Transcribe every line, keeping it exact.

(Stored items)
┄┄┄┄┄┄┄┄┄┄┄┄┄┄┄┄┄┄┄┄
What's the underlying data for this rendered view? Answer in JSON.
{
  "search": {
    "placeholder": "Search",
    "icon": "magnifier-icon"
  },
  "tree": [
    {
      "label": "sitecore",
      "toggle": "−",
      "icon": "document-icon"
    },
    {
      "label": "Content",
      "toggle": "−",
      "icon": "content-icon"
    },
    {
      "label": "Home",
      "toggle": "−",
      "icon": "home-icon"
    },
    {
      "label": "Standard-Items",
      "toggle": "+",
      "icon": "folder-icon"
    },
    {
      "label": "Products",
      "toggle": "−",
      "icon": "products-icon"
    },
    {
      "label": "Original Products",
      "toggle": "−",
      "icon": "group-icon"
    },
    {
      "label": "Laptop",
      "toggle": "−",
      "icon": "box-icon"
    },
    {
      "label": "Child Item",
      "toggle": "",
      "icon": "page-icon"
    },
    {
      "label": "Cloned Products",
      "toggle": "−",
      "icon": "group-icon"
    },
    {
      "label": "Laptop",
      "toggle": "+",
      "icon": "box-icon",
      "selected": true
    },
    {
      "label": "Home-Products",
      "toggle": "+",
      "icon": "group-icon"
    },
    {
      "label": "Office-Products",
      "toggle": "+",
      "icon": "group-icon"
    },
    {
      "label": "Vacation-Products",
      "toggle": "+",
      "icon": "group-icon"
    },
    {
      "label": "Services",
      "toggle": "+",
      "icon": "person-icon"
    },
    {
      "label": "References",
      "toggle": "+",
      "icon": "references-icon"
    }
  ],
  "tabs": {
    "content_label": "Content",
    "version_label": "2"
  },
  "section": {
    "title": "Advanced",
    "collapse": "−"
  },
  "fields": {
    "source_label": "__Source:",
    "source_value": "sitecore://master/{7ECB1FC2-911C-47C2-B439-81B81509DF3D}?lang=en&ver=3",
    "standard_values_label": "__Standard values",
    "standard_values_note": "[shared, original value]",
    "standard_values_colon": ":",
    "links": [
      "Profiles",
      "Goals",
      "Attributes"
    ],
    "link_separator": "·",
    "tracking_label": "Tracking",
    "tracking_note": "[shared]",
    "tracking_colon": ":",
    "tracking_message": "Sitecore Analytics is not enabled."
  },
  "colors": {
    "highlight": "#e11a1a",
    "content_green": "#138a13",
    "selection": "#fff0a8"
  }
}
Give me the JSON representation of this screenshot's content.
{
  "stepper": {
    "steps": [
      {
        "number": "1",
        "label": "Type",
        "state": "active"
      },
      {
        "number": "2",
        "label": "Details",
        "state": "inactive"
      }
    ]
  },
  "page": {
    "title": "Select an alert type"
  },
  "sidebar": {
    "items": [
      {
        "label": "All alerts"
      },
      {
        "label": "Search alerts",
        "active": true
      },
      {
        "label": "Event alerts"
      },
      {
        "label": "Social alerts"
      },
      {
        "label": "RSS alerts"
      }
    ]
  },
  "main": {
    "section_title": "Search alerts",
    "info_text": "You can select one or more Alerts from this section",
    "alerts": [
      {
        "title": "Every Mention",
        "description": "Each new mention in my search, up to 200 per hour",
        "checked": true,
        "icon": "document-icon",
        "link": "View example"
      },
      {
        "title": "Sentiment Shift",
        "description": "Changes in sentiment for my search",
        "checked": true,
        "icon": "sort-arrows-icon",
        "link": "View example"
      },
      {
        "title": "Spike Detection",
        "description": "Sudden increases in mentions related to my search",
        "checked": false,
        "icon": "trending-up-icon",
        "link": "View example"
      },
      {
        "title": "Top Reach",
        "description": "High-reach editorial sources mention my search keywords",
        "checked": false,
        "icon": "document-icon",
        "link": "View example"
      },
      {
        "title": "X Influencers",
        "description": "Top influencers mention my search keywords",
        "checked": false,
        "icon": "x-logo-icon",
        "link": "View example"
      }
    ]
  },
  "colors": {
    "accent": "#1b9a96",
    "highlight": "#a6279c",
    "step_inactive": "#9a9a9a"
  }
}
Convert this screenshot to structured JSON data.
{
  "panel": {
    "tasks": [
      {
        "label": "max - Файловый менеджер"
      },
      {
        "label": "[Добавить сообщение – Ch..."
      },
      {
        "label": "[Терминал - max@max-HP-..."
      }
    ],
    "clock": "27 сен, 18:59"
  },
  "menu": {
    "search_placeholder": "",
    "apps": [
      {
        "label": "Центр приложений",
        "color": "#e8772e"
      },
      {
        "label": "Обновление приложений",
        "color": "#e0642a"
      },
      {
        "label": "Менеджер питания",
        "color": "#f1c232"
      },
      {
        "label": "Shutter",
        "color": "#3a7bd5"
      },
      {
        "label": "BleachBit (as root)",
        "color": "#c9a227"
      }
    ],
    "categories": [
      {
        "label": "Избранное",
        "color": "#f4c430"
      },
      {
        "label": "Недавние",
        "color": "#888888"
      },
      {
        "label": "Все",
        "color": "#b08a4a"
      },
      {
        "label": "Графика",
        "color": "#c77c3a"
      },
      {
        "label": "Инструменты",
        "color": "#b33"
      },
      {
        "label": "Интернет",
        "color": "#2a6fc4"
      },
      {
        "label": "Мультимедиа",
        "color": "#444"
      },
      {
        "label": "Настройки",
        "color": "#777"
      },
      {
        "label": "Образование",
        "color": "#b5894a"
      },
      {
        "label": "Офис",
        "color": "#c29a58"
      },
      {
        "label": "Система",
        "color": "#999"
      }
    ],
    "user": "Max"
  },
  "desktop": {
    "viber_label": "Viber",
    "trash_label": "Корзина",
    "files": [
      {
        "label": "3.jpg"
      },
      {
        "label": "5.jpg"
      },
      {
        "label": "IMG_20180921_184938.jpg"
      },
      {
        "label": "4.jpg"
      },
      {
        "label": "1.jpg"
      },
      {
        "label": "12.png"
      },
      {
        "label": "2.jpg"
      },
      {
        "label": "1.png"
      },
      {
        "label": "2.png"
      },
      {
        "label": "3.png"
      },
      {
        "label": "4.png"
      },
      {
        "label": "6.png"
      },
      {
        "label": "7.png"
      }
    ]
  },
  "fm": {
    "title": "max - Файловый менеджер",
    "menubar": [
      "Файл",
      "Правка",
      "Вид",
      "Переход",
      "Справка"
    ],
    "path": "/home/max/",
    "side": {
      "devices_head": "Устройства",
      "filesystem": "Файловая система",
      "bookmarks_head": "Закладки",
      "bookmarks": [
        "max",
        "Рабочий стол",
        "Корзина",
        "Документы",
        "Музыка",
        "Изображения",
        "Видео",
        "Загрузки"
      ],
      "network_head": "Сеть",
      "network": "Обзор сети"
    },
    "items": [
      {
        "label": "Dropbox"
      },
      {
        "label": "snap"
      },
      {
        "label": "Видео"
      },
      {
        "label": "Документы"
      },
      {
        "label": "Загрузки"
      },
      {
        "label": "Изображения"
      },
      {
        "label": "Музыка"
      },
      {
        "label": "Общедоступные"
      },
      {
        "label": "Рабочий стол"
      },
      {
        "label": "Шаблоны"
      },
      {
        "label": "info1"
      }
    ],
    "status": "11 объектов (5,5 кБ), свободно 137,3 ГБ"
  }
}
┄┄┄┄┄┄┄┄┄┄┄┄┄┄┄┄┄┄┄┄
**COMPLETE OUTPUT:**
What's the underlying data for this rendered view? Answer in JSON.
{
  "search": {
    "placeholder": "Search",
    "icon": "magnifier-icon"
  },
  "tree": [
    {
      "label": "sitecore",
      "toggle": "−",
      "icon": "document-icon"
    },
    {
      "label": "Content",
      "toggle": "−",
      "icon": "content-icon"
    },
    {
      "label": "Home",
      "toggle": "−",
      "icon": "home-icon"
    },
    {
      "label": "Standard-Items",
      "toggle": "+",
      "icon": "folder-icon"
    },
    {
      "label": "Products",
      "toggle": "−",
      "icon": "products-icon"
    },
    {
      "label": "Original Products",
      "toggle": "−",
      "icon": "group-icon"
    },
    {
      "label": "Laptop",
      "toggle": "−",
      "icon": "box-icon"
    },
    {
      "label": "Child Item",
      "toggle": "",
      "icon": "page-icon"
    },
    {
      "label": "Cloned Products",
      "toggle": "−",
      "icon": "group-icon"
    },
    {
      "label": "Laptop",
      "toggle": "+",
      "icon": "box-icon",
      "selected": true
    },
    {
      "label": "Home-Products",
      "toggle": "+",
      "icon": "group-icon"
    },
    {
      "label": "Office-Products",
      "toggle": "+",
      "icon": "group-icon"
    },
    {
      "label": "Vacation-Products",
      "toggle": "+",
      "icon": "group-icon"
    },
    {
      "label": "Services",
      "toggle": "+",
      "icon": "person-icon"
    },
    {
      "label": "References",
      "toggle": "+",
      "icon": "references-icon"
    }
  ],
  "tabs": {
    "content_label": "Content",
    "version_label": "2"
  },
  "section": {
    "title": "Advanced",
    "collapse": "−"
  },
  "fields": {
    "source_label": "__Source:",
    "source_value": "sitecore://master/{7ECB1FC2-911C-47C2-B439-81B81509DF3D}?lang=en&ver=3",
    "standard_values_label": "__Standard values",
    "standard_values_note": "[shared, original value]",
    "standard_values_colon": ":",
    "links": [
      "Profiles",
      "Goals",
      "Attributes"
    ],
    "link_separator": "·",
    "tracking_label": "Tracking",
    "tracking_note": "[shared]",
    "tracking_colon": ":",
    "tracking_message": "Sitecore Analytics is not enabled."
  },
  "colors": {
    "highlight": "#e11a1a",
    "content_green": "#138a13",
    "selection": "#fff0a8"
  }
}
Give me the JSON representation of this screenshot's content.
{
  "stepper": {
    "steps": [
      {
        "number": "1",
        "label": "Type",
        "state": "active"
      },
      {
        "number": "2",
        "label": "Details",
        "state": "inactive"
      }
    ]
  },
  "page": {
    "title": "Select an alert type"
  },
  "sidebar": {
    "items": [
      {
        "label": "All alerts"
      },
      {
        "label": "Search alerts",
        "active": true
      },
      {
        "label": "Event alerts"
      },
      {
        "label": "Social alerts"
      },
      {
        "label": "RSS alerts"
      }
    ]
  },
  "main": {
    "section_title": "Search alerts",
    "info_text": "You can select one or more Alerts from this section",
    "alerts": [
      {
        "title": "Every Mention",
        "description": "Each new mention in my search, up to 200 per hour",
        "checked": true,
        "icon": "document-icon",
        "link": "View example"
      },
      {
        "title": "Sentiment Shift",
        "description": "Changes in sentiment for my search",
        "checked": true,
        "icon": "sort-arrows-icon",
        "link": "View example"
      },
      {
        "title": "Spike Detection",
        "description": "Sudden increases in mentions related to my search",
        "checked": false,
        "icon": "trending-up-icon",
        "link": "View example"
      },
      {
        "title": "Top Reach",
        "description": "High-reach editorial sources mention my search keywords",
        "checked": false,
        "icon": "document-icon",
        "link": "View example"
      },
      {
        "title": "X Influencers",
        "description": "Top influencers mention my search keywords",
        "checked": false,
        "icon": "x-logo-icon",
        "link": "View example"
      }
    ]
  },
  "colors": {
    "accent": "#1b9a96",
    "highlight": "#a6279c",
    "step_inactive": "#9a9a9a"
  }
}
Convert this screenshot to structured JSON data.
{
  "panel": {
    "tasks": [
      {
        "label": "max - Файловый менеджер"
      },
      {
        "label": "[Добавить сообщение – Ch..."
      },
      {
        "label": "[Терминал - max@max-HP-..."
      }
    ],
    "clock": "27 сен, 18:59"
  },
  "menu": {
    "search_placeholder": "",
    "apps": [
      {
        "label": "Центр приложений",
        "color": "#e8772e"
      },
      {
        "label": "Обновление приложений",
        "color": "#e0642a"
      },
      {
        "label": "Менеджер питания",
        "color": "#f1c232"
      },
      {
        "label": "Shutter",
        "color": "#3a7bd5"
      },
      {
        "label": "BleachBit (as root)",
        "color": "#c9a227"
      }
    ],
    "categories": [
      {
        "label": "Избранное",
        "color": "#f4c430"
      },
      {
        "label": "Недавние",
        "color": "#888888"
      },
      {
        "label": "Все",
        "color": "#b08a4a"
      },
      {
        "label": "Графика",
        "color": "#c77c3a"
      },
      {
        "label": "Инструменты",
        "color": "#b33"
      },
      {
        "label": "Интернет",
        "color": "#2a6fc4"
      },
      {
        "label": "Мультимедиа",
        "color": "#444"
      },
      {
        "label": "Настройки",
        "color": "#777"
      },
      {
        "label": "Образование",
        "color": "#b5894a"
      },
      {
        "label": "Офис",
        "color": "#c29a58"
      },
      {
        "label": "Система",
        "color": "#999"
      }
    ],
    "user": "Max"
  },
  "desktop": {
    "viber_label": "Viber",
    "trash_label": "Корзина",
    "files": [
      {
        "label": "3.jpg"
      },
      {
        "label": "5.jpg"
      },
      {
        "label": "IMG_20180921_184938.jpg"
      },
      {
        "label": "4.jpg"
      },
      {
        "label": "1.jpg"
      },
      {
        "label": "12.png"
      },
      {
        "label": "2.jpg"
      },
      {
        "label": "1.png"
      },
      {
        "label": "2.png"
      },
      {
        "label": "3.png"
      },
      {
        "label": "4.png"
      },
      {
        "label": "6.png"
      },
      {
        "label": "7.png"
      }
    ]
  },
  "fm": {
    "title": "max - Файловый менеджер",
    "menubar": [
      "Файл",
      "Правка",
      "Вид",
      "Переход",
      "Справка"
    ],
    "path": "/home/max/",
    "side": {
      "devices_head": "Устройства",
      "filesystem": "Файловая система",
      "bookmarks_head": "Закладки",
      "bookmarks": [
        "max",
        "Рабочий стол",
        "Корзина",
        "Документы",
        "Музыка",
        "Изображения",
        "Видео",
        "Загрузки"
      ],
      "network_head": "Сеть",
      "network": "Обзор сети"
    },
    "items": [
      {
        "label": "Dropbox"
      },
      {
        "label": "snap"
      },
      {
        "label": "Видео"
      },
      {
        "label": "Документы"
      },
      {
        "label": "Загрузки"
      },
      {
        "label": "Изображения"
      },
      {
        "label": "Музыка"
      },
      {
        "label": "Общедоступные"
      },
      {
        "label": "Рабочий стол"
      },
      {
        "label": "Шаблоны"
      },
      {
        "label": "info1"
      }
    ],
    "status": "11 объектов (5,5 кБ), свободно 137,3 ГБ"
  }
}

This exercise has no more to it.